• Short problem 1:
In the parabolic trough collector passage below, what mirror reflectance is given?

• Article:
***
Table 2 Parameters of the examined PTC [41]

Fig. 1

The examined module of LS-2 PTC

$$ \varepsilon_{\text{r}} = 0.05599 + 1.039 \cdot 10^{ - 4} \cdot T_{\text{r}} + 2.249 \cdot 10^{ - 7} \cdot T_{\text{r}}^{2} . $$

(1)

The optical efficiency of the present collector is about 75.7%, and it is a result of 95% cover transmittance, 96% receiver absorbance and 83% mirror reflectance. The reduced value of the reflectance includes the possible optical losses due to errors, dust and other reasons as they have described in Ref. [41]. The intercept factor has been selected to be approximately 1 [40]. Equation 2 gives the calculation of the optical efficiency. In this work, the collector has been examined for zero incident angle in order to give the emphasis in the thermal analysis and in the comparison of various nanofluids. Thus, the incident angle modifier (K) is equal to 1 in all the cases.

$$ \eta_{\text{opt}} = \rho \cdot \gamma \cdot \tau \cdot \alpha \cdot {\rm K}\left( \theta \right). $$

(2)

The developed thermal model

The basic equations for the thermal modeling of the PTC are given in “The developed thermal model ” section. These equations are energy balances in the various subsystems. All these equations are used for the development of the thermal model. The same model, with the proper modifications in every case, has been applied in other studies [16, 17, 40, 43,44,45]. The validation of this model has been given in the previous references, and there is no reason for giving it again. The developed thermal model has been developed in Engineering Equation Solver (EES) [46].
***
• Listed records:
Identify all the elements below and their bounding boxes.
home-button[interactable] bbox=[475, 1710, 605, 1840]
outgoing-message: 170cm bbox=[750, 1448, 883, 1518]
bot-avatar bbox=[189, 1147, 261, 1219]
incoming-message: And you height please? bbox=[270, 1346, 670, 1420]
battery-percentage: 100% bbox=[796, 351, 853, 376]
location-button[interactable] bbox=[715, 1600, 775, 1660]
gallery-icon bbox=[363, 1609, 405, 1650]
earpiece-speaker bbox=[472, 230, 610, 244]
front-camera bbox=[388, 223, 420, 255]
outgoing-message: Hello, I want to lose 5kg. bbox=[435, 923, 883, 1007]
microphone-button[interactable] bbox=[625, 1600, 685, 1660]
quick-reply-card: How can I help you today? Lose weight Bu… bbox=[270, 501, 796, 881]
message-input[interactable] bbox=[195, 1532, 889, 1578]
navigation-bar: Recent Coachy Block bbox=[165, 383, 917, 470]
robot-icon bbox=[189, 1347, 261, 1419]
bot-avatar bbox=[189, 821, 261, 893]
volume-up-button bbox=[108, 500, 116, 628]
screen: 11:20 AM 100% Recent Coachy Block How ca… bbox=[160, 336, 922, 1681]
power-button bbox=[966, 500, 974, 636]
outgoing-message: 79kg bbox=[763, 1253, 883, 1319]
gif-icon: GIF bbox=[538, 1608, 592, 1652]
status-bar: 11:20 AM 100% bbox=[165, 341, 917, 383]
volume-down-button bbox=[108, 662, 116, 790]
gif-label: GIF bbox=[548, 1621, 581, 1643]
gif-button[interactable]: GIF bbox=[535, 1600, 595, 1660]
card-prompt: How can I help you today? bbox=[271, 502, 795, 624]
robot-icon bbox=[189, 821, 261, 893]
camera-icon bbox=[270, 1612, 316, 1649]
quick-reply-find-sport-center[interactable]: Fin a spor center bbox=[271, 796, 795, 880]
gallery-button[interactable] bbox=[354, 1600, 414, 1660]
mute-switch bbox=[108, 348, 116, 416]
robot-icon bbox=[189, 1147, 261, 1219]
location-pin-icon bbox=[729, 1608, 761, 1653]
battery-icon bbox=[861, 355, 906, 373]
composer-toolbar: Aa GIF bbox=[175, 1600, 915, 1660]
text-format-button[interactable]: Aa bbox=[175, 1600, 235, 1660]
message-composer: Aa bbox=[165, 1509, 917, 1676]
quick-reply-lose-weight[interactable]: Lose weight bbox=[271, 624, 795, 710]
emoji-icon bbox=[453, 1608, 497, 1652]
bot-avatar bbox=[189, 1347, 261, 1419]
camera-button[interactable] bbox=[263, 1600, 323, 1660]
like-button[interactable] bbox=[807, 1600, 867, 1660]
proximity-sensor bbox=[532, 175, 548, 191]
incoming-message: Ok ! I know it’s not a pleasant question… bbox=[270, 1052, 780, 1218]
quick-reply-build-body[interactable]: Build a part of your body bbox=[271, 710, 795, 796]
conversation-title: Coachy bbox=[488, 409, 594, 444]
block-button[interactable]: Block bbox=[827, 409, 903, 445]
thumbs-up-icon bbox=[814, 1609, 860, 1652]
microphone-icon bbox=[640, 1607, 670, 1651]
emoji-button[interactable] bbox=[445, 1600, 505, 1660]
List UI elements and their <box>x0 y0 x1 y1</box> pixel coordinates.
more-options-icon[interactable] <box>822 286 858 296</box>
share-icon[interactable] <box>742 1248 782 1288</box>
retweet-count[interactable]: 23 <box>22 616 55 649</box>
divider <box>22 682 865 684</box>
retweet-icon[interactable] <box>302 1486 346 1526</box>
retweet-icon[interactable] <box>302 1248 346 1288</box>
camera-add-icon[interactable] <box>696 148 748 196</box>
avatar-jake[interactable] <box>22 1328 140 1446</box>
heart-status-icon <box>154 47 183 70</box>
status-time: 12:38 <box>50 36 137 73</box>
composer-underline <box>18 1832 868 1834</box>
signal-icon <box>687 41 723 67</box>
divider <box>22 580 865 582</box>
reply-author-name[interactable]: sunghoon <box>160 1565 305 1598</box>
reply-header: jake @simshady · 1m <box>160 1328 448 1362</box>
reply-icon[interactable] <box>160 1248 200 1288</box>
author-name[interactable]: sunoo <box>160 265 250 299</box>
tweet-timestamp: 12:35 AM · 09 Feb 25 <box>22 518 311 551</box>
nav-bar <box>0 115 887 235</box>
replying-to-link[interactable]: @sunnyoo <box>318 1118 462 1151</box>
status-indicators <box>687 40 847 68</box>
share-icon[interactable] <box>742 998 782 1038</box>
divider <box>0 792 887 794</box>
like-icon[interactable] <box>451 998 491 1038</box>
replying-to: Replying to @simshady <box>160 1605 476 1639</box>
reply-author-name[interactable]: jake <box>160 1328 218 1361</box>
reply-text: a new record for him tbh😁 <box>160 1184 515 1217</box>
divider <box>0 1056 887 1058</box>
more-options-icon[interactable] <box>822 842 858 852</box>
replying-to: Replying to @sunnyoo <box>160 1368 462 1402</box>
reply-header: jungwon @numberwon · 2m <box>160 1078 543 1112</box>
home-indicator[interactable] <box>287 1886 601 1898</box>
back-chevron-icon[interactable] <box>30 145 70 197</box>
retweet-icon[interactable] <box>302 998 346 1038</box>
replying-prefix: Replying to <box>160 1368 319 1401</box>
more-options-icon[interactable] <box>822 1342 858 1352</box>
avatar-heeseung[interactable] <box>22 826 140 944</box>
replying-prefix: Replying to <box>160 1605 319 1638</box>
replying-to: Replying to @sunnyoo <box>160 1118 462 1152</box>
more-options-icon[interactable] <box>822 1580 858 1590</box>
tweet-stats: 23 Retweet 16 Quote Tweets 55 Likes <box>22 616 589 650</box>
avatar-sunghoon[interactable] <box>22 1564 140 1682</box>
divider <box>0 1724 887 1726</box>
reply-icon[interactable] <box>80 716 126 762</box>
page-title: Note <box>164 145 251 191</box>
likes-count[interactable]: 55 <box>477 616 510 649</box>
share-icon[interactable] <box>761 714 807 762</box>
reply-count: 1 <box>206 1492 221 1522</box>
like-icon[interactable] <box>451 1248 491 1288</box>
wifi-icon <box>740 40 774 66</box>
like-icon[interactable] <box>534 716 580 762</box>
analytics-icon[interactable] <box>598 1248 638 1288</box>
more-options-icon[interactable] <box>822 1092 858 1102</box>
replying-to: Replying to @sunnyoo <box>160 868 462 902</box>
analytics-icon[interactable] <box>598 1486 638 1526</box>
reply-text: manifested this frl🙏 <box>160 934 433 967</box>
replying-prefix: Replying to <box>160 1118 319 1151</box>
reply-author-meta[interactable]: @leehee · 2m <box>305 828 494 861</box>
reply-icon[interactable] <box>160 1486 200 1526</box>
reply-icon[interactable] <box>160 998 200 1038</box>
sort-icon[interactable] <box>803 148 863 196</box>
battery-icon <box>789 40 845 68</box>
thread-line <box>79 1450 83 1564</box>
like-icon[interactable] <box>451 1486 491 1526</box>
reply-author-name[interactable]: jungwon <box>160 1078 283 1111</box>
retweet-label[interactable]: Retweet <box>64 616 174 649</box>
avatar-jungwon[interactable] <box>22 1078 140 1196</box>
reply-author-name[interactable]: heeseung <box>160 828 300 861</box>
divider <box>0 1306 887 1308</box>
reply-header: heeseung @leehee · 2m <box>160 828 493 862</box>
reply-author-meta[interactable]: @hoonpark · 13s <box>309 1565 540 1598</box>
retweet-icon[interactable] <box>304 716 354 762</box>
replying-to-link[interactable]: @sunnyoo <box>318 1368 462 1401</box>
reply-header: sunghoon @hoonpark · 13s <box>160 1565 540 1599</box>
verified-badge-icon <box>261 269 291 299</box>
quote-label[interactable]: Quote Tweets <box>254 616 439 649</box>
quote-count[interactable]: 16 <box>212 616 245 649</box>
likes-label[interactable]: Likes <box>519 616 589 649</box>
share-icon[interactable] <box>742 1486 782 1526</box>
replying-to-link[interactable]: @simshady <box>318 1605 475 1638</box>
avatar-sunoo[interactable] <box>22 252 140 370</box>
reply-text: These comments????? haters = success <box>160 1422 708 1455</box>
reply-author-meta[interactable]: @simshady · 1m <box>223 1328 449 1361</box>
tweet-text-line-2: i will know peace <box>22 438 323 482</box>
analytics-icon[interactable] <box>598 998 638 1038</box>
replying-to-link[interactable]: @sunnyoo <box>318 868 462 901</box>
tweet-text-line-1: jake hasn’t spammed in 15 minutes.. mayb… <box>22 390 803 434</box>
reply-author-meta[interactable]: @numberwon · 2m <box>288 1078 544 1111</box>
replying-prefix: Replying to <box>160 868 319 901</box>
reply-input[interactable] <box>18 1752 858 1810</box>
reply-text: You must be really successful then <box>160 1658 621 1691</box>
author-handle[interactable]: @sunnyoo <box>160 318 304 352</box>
***
• Short problem 2:
State only the number of lines in the listing that contain the word "Block".

• Full response 1:
83%

• Full response 2:
3